:: Task statement ::
Images must not appear in your copy; reproduce every other part of the records exactly.

:: Supplied records ::
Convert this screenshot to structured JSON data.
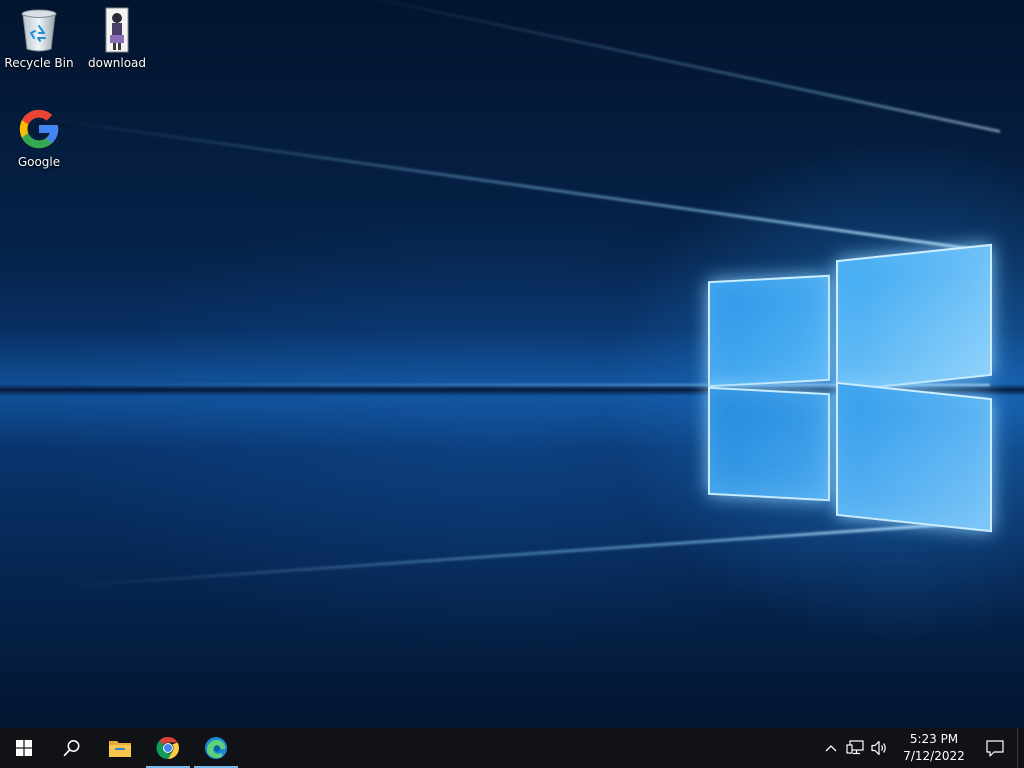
{
  "desktop": {
    "icons": [
      {
        "label": "Recycle Bin",
        "icon": "recycle-bin-icon"
      },
      {
        "label": "download",
        "icon": "image-file-icon"
      },
      {
        "label": "Google",
        "icon": "google-icon"
      }
    ]
  },
  "taskbar": {
    "buttons": [
      {
        "name": "start",
        "icon": "windows-logo-icon",
        "active": false
      },
      {
        "name": "search",
        "icon": "search-icon",
        "active": false
      },
      {
        "name": "file-explorer",
        "icon": "folder-icon",
        "active": false
      },
      {
        "name": "chrome",
        "icon": "chrome-icon",
        "active": true
      },
      {
        "name": "edge",
        "icon": "edge-icon",
        "active": true
      }
    ],
    "tray": {
      "icons": [
        "chevron-up-icon",
        "network-icon",
        "volume-icon"
      ],
      "time": "5:23 PM",
      "date": "7/12/2022",
      "action_center_icon": "notification-icon"
    }
  },
  "colors": {
    "taskbar_bg": "#101216",
    "active_indicator": "#76b9ed",
    "google_blue": "#4285F4",
    "google_red": "#EA4335",
    "google_yellow": "#FBBC05",
    "google_green": "#34A853"
  }
}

:: Answer below ::
Convert this screenshot to structured JSON data.
{
  "desktop": {
    "icons": [
      {
        "label": "Recycle Bin",
        "icon": "recycle-bin-icon"
      },
      {
        "label": "download",
        "icon": "image-file-icon"
      },
      {
        "label": "Google",
        "icon": "google-icon"
      }
    ]
  },
  "taskbar": {
    "buttons": [
      {
        "name": "start",
        "icon": "windows-logo-icon",
        "active": false
      },
      {
        "name": "search",
        "icon": "search-icon",
        "active": false
      },
      {
        "name": "file-explorer",
        "icon": "folder-icon",
        "active": false
      },
      {
        "name": "chrome",
        "icon": "chrome-icon",
        "active": true
      },
      {
        "name": "edge",
        "icon": "edge-icon",
        "active": true
      }
    ],
    "tray": {
      "icons": [
        "chevron-up-icon",
        "network-icon",
        "volume-icon"
      ],
      "time": "5:23 PM",
      "date": "7/12/2022",
      "action_center_icon": "notification-icon"
    }
  },
  "colors": {
    "taskbar_bg": "#101216",
    "active_indicator": "#76b9ed",
    "google_blue": "#4285F4",
    "google_red": "#EA4335",
    "google_yellow": "#FBBC05",
    "google_green": "#34A853"
  }
}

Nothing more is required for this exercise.